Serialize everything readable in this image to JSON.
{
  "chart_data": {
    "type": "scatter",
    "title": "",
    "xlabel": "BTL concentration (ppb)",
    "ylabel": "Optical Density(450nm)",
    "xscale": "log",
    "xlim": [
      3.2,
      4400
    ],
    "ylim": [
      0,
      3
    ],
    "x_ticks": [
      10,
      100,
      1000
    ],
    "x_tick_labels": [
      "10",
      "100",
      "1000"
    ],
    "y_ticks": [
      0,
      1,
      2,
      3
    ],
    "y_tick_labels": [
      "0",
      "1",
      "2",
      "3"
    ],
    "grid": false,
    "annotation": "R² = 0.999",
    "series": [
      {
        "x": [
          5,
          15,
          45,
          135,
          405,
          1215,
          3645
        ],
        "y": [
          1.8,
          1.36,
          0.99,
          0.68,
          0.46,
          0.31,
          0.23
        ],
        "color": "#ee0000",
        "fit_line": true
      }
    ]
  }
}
****************
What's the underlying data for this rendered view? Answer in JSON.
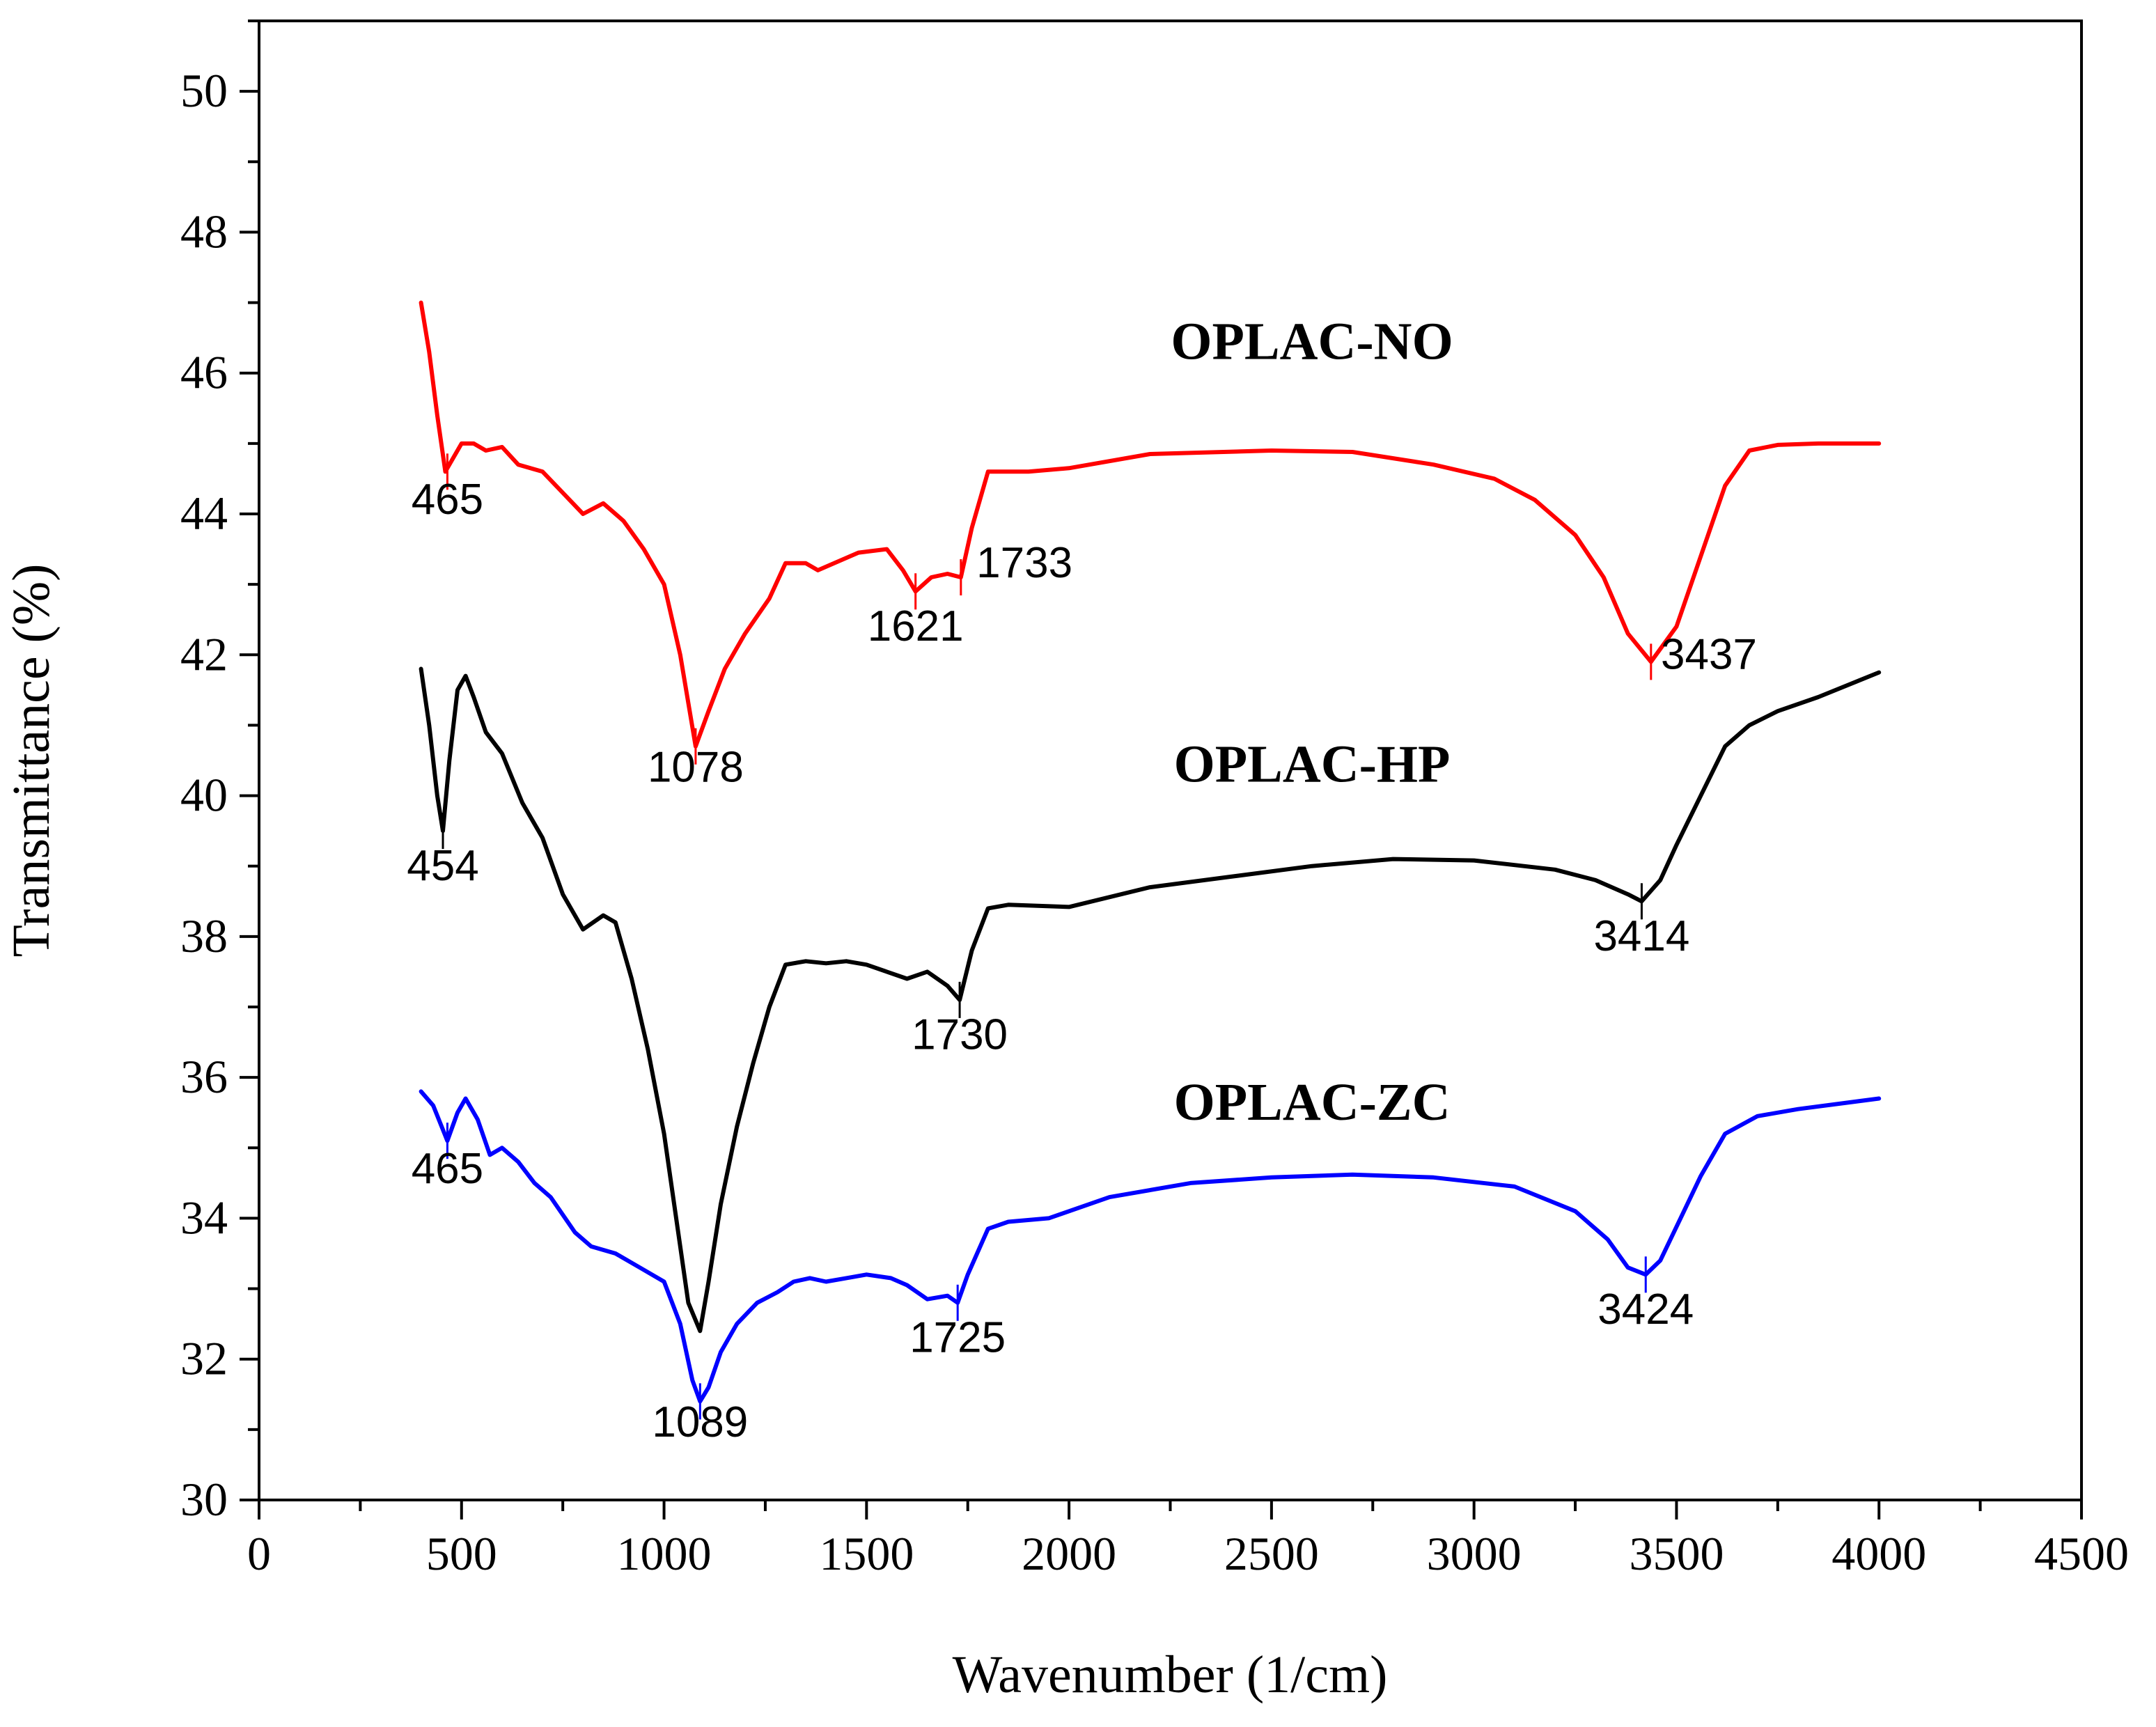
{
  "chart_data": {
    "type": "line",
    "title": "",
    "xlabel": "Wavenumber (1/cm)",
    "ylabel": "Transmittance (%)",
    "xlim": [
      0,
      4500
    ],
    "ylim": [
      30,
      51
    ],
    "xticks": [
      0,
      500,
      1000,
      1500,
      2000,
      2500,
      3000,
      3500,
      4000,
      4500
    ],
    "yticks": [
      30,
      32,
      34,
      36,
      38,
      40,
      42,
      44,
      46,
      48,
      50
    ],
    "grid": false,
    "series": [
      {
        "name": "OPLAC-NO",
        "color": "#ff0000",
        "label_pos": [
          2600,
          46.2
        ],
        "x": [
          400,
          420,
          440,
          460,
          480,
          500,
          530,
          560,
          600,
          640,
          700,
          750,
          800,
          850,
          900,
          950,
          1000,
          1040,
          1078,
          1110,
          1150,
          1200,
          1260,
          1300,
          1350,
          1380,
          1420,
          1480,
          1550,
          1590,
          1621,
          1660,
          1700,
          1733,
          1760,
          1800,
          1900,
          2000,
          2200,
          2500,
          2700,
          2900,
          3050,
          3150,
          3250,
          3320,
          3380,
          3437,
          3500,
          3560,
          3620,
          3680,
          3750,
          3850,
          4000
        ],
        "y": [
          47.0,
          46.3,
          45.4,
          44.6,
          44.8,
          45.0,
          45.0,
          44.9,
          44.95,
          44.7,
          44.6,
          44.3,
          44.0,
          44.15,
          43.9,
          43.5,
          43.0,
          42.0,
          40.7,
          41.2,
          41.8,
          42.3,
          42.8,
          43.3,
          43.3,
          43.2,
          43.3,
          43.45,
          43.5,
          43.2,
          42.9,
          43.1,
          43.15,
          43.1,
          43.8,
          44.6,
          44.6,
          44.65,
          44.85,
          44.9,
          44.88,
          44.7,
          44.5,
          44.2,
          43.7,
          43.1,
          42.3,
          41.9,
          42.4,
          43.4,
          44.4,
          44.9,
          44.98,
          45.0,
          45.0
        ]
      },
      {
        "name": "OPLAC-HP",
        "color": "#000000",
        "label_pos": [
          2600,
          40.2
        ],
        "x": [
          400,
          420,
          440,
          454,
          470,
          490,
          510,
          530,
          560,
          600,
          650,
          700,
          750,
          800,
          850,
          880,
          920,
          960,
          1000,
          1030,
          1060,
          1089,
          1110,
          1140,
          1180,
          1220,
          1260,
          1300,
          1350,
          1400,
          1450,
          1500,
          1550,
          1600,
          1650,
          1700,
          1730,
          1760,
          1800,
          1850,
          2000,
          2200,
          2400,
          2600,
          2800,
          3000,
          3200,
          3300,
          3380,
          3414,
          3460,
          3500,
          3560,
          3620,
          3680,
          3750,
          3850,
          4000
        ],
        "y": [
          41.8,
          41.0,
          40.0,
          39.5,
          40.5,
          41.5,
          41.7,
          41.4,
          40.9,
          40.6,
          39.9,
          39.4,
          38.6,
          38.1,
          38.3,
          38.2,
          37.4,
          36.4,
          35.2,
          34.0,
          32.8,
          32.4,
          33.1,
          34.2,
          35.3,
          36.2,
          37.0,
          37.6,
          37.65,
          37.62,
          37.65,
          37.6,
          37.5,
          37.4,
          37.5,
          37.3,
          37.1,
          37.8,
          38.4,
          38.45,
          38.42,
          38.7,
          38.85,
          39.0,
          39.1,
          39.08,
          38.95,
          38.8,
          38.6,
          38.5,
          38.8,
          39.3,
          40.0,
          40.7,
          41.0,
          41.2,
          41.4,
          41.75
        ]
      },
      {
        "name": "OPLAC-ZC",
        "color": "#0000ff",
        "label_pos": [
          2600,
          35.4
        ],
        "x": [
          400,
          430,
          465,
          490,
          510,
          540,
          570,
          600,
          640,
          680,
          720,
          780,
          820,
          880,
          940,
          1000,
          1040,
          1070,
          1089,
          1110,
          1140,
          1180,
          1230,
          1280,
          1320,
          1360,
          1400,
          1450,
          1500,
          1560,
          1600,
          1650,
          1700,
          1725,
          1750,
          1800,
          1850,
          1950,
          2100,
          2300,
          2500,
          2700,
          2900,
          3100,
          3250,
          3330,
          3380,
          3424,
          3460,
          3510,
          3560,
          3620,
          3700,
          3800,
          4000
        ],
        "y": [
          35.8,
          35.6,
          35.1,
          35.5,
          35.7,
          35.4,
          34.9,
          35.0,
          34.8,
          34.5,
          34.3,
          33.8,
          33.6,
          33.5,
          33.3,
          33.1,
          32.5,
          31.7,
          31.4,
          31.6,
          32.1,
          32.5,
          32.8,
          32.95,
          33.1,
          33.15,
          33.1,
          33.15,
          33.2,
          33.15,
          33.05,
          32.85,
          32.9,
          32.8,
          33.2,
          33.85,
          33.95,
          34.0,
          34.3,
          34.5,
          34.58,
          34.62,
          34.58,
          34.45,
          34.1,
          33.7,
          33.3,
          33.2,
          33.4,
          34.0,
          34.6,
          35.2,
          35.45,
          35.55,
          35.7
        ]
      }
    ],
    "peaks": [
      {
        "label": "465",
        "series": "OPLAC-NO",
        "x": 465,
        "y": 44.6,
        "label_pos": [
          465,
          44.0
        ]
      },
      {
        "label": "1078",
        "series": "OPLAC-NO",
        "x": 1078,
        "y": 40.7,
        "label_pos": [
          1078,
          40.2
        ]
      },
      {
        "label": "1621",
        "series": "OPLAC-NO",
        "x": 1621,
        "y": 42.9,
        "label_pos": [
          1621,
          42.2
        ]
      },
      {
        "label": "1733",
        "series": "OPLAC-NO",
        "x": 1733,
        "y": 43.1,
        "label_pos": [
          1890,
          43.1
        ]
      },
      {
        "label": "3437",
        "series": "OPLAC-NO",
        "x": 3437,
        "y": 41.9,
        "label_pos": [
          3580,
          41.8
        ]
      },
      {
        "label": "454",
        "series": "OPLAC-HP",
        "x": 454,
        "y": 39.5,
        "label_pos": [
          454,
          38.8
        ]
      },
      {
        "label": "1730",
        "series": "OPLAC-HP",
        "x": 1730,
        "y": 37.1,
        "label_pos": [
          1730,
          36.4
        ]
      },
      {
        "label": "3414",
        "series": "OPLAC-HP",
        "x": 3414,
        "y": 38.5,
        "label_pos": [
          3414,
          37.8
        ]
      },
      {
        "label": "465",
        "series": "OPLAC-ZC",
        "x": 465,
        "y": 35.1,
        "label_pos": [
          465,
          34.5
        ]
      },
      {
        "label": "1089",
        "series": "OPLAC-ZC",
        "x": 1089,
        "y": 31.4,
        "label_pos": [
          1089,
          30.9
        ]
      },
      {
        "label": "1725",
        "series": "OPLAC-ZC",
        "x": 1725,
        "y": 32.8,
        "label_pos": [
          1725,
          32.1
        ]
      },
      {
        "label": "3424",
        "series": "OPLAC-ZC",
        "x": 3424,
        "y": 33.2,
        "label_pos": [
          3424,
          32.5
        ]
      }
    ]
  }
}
****************
THE REQUEST:
Show all lines from the records above where the word "ylabel" occurs.

RESULT OF THIS EXERCISE:
    "ylabel": "Optical Density(450nm)",
    "ylabel": "Transmittance (%)",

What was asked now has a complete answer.